Leave out the pictures; transcribe all else exactly.
═════ Given information
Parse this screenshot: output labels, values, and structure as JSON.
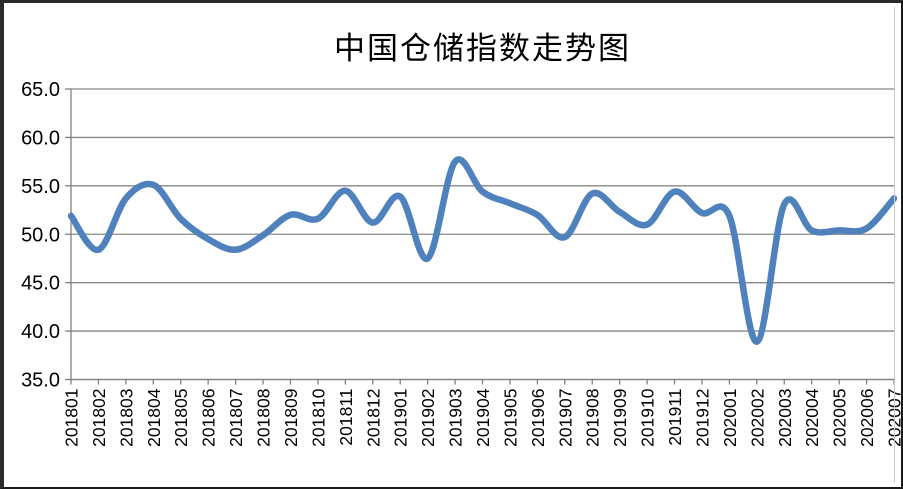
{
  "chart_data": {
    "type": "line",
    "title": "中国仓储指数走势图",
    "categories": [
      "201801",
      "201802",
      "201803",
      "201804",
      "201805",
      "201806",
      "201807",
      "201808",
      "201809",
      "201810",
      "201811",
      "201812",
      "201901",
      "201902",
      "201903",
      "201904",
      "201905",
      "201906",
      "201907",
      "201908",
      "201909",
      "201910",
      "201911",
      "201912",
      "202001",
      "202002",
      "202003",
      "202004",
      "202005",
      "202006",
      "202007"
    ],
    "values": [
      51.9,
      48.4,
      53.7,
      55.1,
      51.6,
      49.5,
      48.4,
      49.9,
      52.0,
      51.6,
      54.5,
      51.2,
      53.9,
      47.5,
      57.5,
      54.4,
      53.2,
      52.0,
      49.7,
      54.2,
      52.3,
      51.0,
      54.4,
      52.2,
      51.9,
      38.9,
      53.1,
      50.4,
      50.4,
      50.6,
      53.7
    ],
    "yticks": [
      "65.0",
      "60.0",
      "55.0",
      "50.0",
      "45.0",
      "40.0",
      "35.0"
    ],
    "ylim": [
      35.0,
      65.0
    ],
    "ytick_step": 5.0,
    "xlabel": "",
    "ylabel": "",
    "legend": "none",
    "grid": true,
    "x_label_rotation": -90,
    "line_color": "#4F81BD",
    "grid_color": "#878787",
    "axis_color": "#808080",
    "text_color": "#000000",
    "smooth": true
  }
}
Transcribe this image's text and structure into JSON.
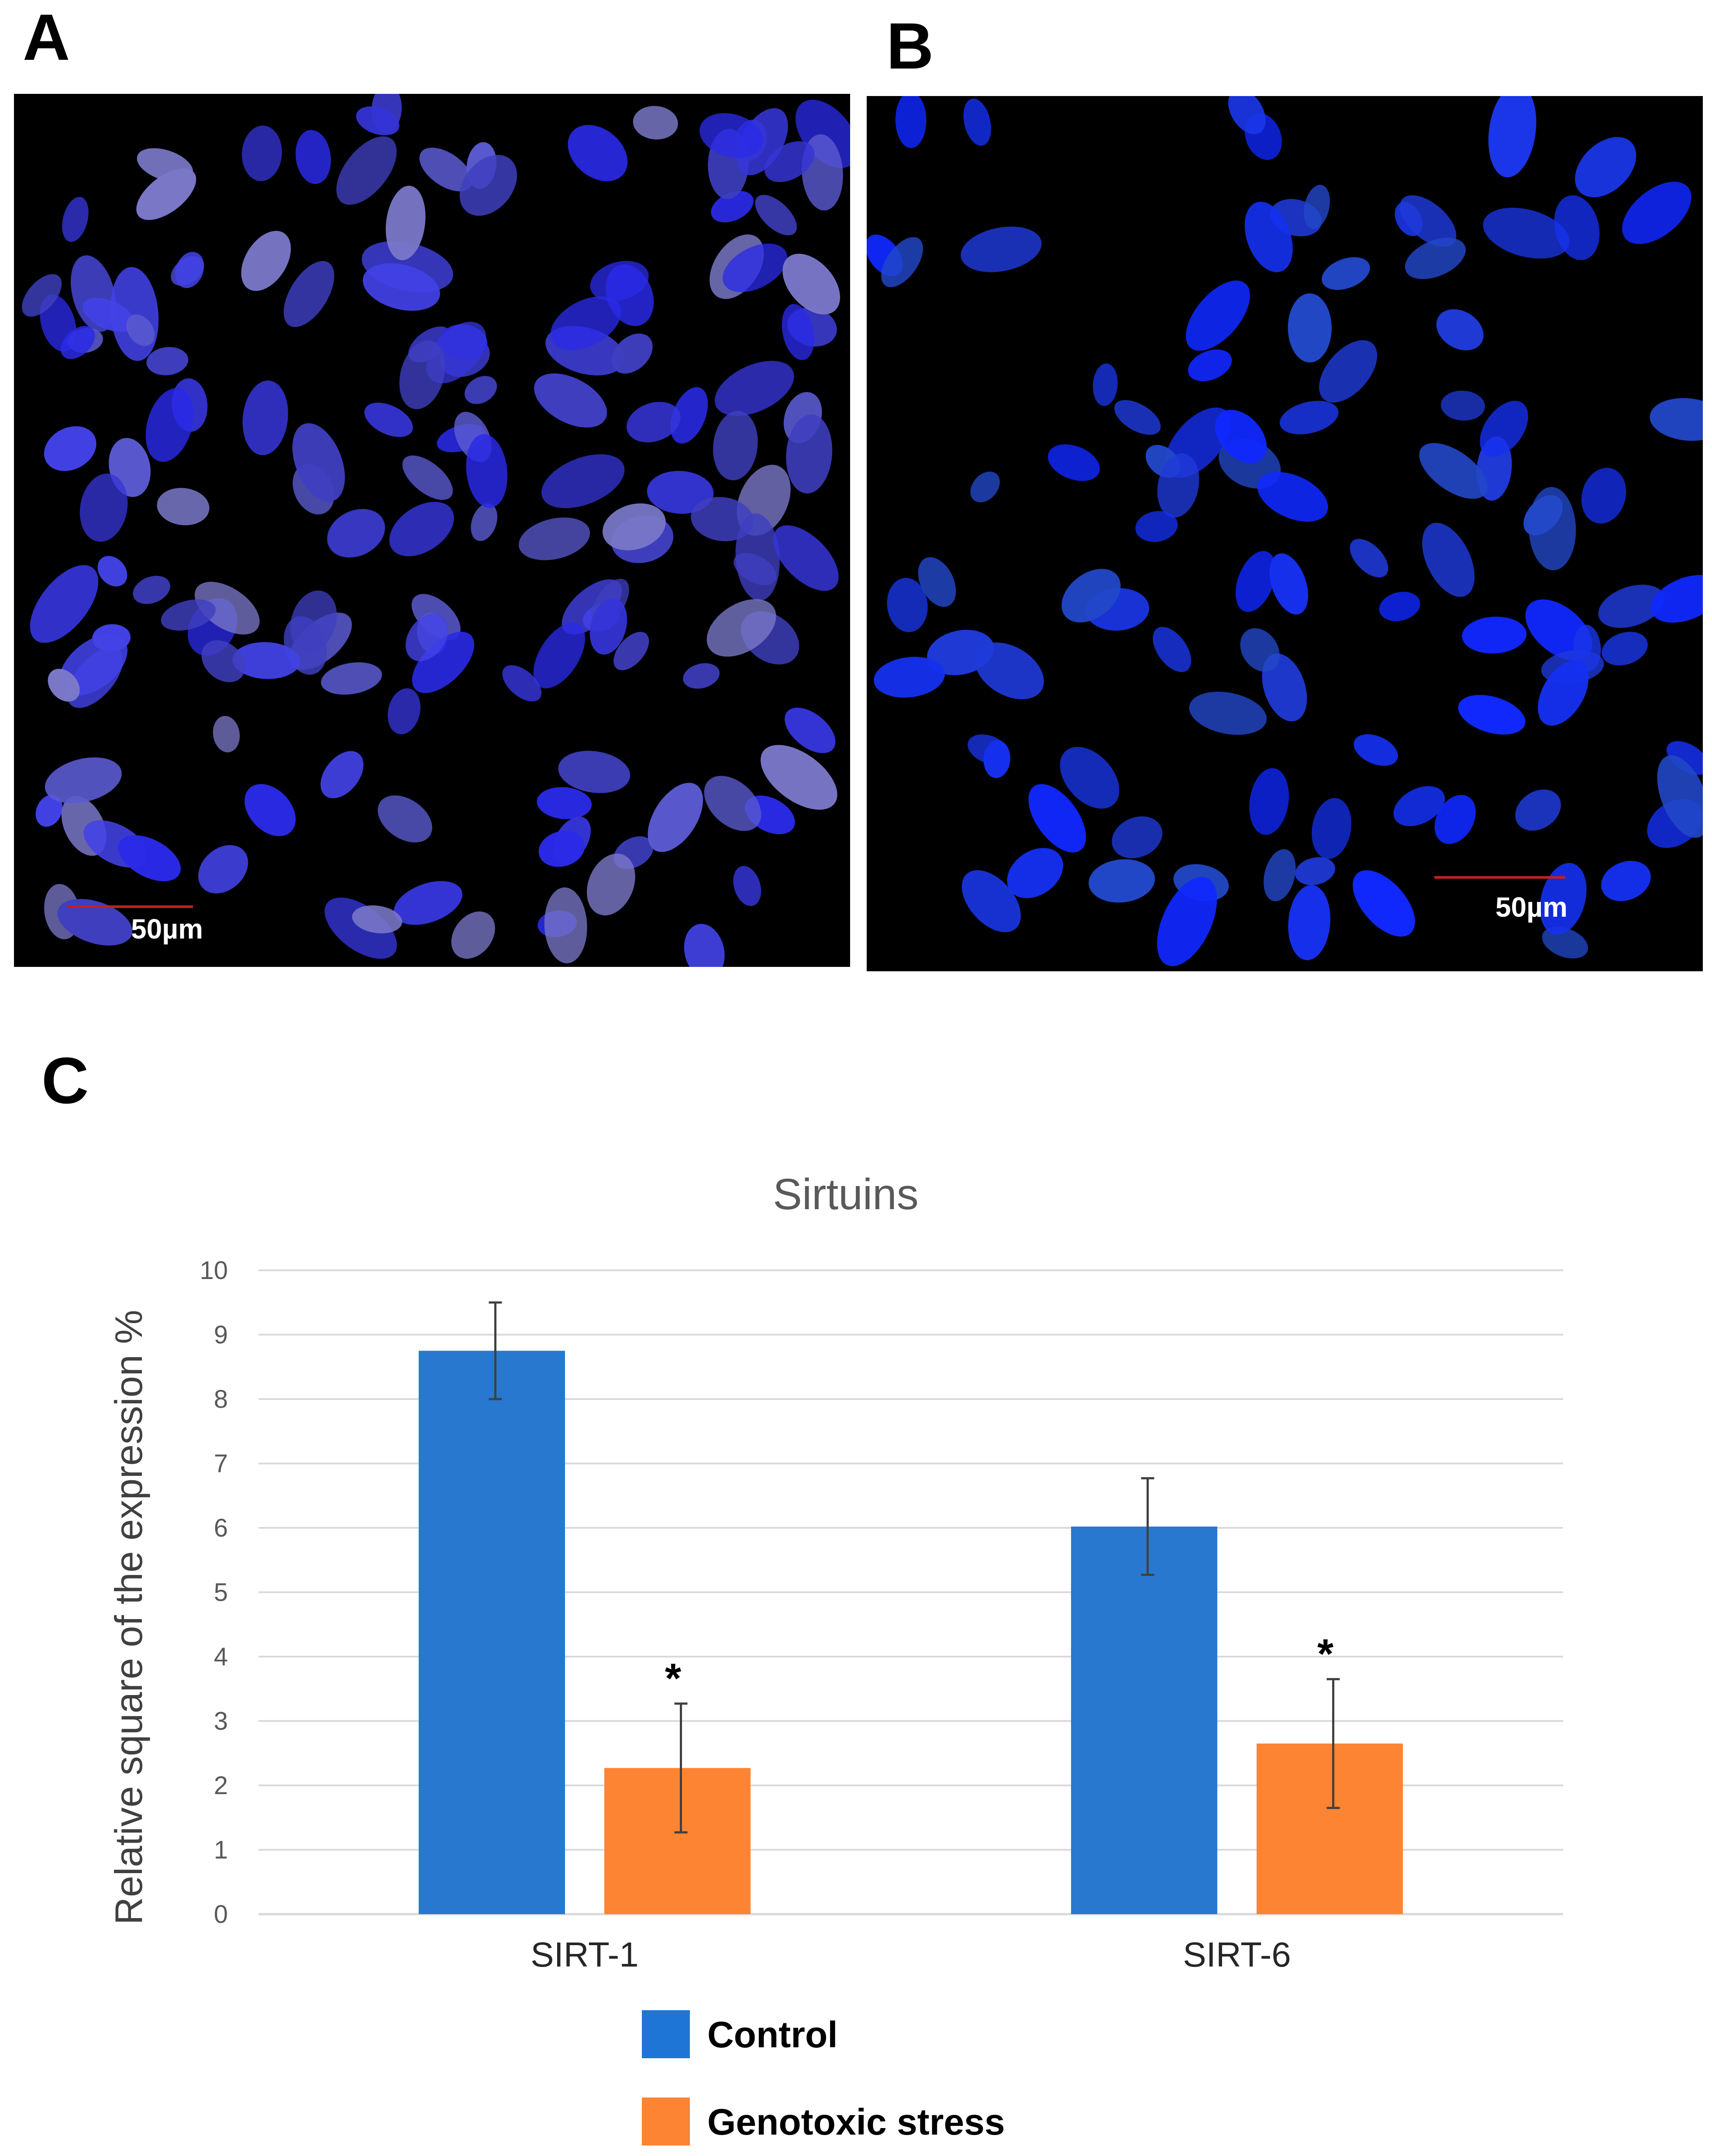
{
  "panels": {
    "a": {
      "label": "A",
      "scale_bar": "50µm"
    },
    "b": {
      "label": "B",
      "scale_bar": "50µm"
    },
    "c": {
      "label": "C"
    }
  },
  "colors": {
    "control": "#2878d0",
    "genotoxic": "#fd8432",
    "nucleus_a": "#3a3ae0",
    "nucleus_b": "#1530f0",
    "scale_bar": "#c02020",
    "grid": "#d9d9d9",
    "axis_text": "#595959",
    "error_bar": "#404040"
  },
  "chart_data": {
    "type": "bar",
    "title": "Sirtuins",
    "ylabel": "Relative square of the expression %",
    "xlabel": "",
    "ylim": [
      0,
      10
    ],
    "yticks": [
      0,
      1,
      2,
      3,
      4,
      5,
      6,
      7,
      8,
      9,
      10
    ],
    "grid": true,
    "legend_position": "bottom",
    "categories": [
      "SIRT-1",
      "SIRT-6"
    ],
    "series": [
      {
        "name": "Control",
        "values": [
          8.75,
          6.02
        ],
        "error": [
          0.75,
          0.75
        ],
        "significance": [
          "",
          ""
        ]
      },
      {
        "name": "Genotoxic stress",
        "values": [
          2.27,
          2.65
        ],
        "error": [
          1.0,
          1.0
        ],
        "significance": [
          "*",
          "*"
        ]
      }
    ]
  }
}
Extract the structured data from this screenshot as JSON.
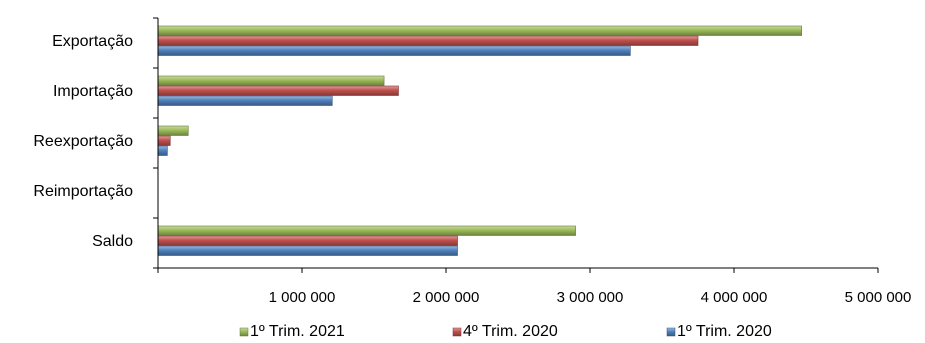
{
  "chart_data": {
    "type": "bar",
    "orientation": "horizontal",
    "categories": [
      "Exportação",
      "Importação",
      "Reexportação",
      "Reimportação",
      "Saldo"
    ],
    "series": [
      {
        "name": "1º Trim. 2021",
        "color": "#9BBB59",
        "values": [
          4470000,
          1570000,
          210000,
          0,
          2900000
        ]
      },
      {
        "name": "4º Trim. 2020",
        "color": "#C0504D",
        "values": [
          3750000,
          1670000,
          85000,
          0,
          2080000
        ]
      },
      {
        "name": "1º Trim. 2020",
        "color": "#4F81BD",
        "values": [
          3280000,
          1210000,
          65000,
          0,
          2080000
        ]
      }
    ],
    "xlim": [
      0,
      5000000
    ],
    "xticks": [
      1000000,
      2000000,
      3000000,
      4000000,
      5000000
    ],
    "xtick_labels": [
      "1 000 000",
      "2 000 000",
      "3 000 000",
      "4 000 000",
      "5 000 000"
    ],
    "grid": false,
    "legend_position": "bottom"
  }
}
══════════
#### Correct output:
Parse this screenshot: output labels, values, and structure as JSON.
{
  "chart_data": {
    "type": "line",
    "title": "中国仓储指数走势图",
    "categories": [
      "201801",
      "201802",
      "201803",
      "201804",
      "201805",
      "201806",
      "201807",
      "201808",
      "201809",
      "201810",
      "201811",
      "201812",
      "201901",
      "201902",
      "201903",
      "201904",
      "201905",
      "201906",
      "201907",
      "201908",
      "201909",
      "201910",
      "201911",
      "201912",
      "202001",
      "202002",
      "202003",
      "202004",
      "202005",
      "202006",
      "202007"
    ],
    "values": [
      51.9,
      48.4,
      53.7,
      55.1,
      51.6,
      49.5,
      48.4,
      49.9,
      52.0,
      51.6,
      54.5,
      51.2,
      53.9,
      47.5,
      57.5,
      54.4,
      53.2,
      52.0,
      49.7,
      54.2,
      52.3,
      51.0,
      54.4,
      52.2,
      51.9,
      38.9,
      53.1,
      50.4,
      50.4,
      50.6,
      53.7
    ],
    "yticks": [
      "65.0",
      "60.0",
      "55.0",
      "50.0",
      "45.0",
      "40.0",
      "35.0"
    ],
    "ylim": [
      35.0,
      65.0
    ],
    "ytick_step": 5.0,
    "xlabel": "",
    "ylabel": "",
    "legend": "none",
    "grid": true,
    "x_label_rotation": -90,
    "line_color": "#4F81BD",
    "grid_color": "#878787",
    "axis_color": "#808080",
    "text_color": "#000000",
    "smooth": true
  }
}
Transcribe this image's text and structure into JSON.
{
  "panels": {
    "a": {
      "label": "A",
      "scale_bar": "50µm"
    },
    "b": {
      "label": "B",
      "scale_bar": "50µm"
    },
    "c": {
      "label": "C"
    }
  },
  "colors": {
    "control": "#2878d0",
    "genotoxic": "#fd8432",
    "nucleus_a": "#3a3ae0",
    "nucleus_b": "#1530f0",
    "scale_bar": "#c02020",
    "grid": "#d9d9d9",
    "axis_text": "#595959",
    "error_bar": "#404040"
  },
  "chart_data": {
    "type": "bar",
    "title": "Sirtuins",
    "ylabel": "Relative square of the expression %",
    "xlabel": "",
    "ylim": [
      0,
      10
    ],
    "yticks": [
      0,
      1,
      2,
      3,
      4,
      5,
      6,
      7,
      8,
      9,
      10
    ],
    "grid": true,
    "legend_position": "bottom",
    "categories": [
      "SIRT-1",
      "SIRT-6"
    ],
    "series": [
      {
        "name": "Control",
        "values": [
          8.75,
          6.02
        ],
        "error": [
          0.75,
          0.75
        ],
        "significance": [
          "",
          ""
        ]
      },
      {
        "name": "Genotoxic stress",
        "values": [
          2.27,
          2.65
        ],
        "error": [
          1.0,
          1.0
        ],
        "significance": [
          "*",
          "*"
        ]
      }
    ]
  }
}
Extract the structured data from this screenshot as JSON.
{
  "chart_data": {
    "type": "bar",
    "orientation": "horizontal",
    "categories": [
      "Exportação",
      "Importação",
      "Reexportação",
      "Reimportação",
      "Saldo"
    ],
    "series": [
      {
        "name": "1º Trim. 2021",
        "color": "#9BBB59",
        "values": [
          4470000,
          1570000,
          210000,
          0,
          2900000
        ]
      },
      {
        "name": "4º Trim. 2020",
        "color": "#C0504D",
        "values": [
          3750000,
          1670000,
          85000,
          0,
          2080000
        ]
      },
      {
        "name": "1º Trim. 2020",
        "color": "#4F81BD",
        "values": [
          3280000,
          1210000,
          65000,
          0,
          2080000
        ]
      }
    ],
    "xlim": [
      0,
      5000000
    ],
    "xticks": [
      1000000,
      2000000,
      3000000,
      4000000,
      5000000
    ],
    "xtick_labels": [
      "1 000 000",
      "2 000 000",
      "3 000 000",
      "4 000 000",
      "5 000 000"
    ],
    "grid": false,
    "legend_position": "bottom"
  }
}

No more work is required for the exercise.